▶ **TASK TO CARRY OUT**:
Scan the records and identify every line in which the string "внешнем" occurs, then return those lines.

____ GIVEN ENTRIES

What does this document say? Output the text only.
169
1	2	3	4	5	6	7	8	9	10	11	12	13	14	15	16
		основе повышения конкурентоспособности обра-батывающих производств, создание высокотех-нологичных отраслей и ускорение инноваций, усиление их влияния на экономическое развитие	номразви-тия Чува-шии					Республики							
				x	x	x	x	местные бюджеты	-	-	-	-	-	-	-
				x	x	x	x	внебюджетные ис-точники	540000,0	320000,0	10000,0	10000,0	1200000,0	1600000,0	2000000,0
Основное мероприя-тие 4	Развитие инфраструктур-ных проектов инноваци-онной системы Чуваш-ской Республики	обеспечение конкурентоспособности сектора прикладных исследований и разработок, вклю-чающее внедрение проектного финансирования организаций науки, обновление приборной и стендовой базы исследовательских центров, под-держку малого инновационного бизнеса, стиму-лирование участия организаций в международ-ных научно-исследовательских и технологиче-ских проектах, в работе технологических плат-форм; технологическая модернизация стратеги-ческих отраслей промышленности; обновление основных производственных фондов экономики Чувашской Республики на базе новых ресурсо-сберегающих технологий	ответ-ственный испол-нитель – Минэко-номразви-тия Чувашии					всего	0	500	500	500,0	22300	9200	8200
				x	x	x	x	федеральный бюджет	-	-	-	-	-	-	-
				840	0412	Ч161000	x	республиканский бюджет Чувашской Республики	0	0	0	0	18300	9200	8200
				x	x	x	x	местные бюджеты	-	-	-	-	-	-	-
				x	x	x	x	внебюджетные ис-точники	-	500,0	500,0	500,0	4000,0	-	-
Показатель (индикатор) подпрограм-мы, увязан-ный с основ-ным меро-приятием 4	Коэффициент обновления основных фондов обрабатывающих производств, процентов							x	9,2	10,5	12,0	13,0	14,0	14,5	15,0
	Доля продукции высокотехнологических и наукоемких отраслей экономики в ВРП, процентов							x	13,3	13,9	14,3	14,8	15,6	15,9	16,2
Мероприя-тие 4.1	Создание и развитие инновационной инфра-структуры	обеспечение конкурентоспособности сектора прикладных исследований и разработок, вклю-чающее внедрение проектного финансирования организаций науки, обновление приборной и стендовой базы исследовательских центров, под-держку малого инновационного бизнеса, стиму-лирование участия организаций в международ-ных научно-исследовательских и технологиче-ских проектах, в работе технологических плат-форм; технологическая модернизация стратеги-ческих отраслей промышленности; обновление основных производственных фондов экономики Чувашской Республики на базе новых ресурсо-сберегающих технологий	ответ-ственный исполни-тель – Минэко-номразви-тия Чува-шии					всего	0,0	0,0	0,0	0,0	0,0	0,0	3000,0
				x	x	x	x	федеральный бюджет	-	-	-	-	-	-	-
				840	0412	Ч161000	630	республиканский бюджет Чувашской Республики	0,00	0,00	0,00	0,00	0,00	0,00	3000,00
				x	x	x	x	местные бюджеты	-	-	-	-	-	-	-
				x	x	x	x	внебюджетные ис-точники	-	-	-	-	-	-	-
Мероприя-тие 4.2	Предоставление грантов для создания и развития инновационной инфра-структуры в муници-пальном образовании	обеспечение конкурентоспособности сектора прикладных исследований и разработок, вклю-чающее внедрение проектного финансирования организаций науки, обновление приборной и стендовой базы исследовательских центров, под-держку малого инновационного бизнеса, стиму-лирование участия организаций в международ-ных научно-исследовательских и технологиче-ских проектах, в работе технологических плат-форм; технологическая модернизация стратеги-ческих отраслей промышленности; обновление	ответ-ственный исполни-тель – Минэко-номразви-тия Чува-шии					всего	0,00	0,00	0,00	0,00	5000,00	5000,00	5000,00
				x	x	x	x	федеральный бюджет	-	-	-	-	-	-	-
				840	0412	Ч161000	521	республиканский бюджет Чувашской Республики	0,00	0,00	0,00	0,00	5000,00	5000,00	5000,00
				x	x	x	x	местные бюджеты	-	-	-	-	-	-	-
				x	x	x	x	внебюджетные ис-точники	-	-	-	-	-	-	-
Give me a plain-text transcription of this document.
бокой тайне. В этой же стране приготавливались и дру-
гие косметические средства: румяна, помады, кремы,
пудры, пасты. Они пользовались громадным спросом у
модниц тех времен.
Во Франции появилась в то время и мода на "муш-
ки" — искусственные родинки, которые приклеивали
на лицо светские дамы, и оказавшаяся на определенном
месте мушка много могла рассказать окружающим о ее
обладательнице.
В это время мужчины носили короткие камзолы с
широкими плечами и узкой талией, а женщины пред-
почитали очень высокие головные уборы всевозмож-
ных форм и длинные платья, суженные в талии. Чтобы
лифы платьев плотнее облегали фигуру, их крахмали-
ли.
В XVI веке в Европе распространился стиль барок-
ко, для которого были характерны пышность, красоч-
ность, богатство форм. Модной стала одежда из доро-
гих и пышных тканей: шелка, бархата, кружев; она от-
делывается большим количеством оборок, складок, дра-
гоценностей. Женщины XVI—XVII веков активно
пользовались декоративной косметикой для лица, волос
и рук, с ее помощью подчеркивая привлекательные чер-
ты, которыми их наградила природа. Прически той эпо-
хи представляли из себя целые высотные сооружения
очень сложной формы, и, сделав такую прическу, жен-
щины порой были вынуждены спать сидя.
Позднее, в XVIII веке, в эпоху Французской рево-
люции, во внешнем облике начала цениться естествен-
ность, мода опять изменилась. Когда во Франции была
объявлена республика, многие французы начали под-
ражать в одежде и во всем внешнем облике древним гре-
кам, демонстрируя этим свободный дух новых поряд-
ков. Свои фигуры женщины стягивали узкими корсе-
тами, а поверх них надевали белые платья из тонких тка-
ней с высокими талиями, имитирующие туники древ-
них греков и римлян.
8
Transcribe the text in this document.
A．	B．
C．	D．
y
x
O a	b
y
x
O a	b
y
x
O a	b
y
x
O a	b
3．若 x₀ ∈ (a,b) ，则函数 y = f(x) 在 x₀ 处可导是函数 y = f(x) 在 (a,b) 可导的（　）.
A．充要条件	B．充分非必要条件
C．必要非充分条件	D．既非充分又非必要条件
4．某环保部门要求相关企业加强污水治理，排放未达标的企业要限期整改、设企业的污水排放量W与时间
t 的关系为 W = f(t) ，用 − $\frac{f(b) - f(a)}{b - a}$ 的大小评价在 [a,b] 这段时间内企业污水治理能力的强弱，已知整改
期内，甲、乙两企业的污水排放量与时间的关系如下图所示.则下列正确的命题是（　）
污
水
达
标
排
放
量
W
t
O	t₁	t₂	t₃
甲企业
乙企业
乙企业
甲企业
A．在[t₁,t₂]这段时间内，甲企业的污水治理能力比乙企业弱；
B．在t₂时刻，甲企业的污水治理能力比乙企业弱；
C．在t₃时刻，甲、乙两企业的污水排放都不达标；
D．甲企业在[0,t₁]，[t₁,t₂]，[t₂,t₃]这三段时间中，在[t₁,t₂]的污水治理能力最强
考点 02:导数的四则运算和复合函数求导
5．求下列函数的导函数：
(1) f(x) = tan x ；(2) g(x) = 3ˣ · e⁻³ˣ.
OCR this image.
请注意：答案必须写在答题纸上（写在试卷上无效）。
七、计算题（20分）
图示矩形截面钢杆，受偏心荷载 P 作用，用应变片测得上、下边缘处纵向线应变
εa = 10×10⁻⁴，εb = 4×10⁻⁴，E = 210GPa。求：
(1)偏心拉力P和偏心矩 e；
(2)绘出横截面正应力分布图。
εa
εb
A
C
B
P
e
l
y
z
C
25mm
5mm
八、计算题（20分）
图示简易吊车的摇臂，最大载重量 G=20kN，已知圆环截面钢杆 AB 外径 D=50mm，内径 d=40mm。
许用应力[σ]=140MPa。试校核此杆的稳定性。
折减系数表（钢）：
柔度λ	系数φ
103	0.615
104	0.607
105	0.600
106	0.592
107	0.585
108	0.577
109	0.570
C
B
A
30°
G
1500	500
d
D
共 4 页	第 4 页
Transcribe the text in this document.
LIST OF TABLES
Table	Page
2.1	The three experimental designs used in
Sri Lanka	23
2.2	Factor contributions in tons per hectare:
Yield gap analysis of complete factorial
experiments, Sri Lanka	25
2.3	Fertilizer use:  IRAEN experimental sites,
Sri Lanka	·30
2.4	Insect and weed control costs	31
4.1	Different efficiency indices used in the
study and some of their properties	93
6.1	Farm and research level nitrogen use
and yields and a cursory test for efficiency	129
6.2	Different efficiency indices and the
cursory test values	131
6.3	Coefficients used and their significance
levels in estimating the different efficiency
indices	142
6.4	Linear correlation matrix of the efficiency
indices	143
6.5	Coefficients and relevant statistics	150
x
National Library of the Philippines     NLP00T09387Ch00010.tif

________

▶ **SOLUTION TO THIS PROBLEM**:
люции, во внешнем облике начала цениться естествен-
ражать в одежде и во всем внешнем облике древним гре-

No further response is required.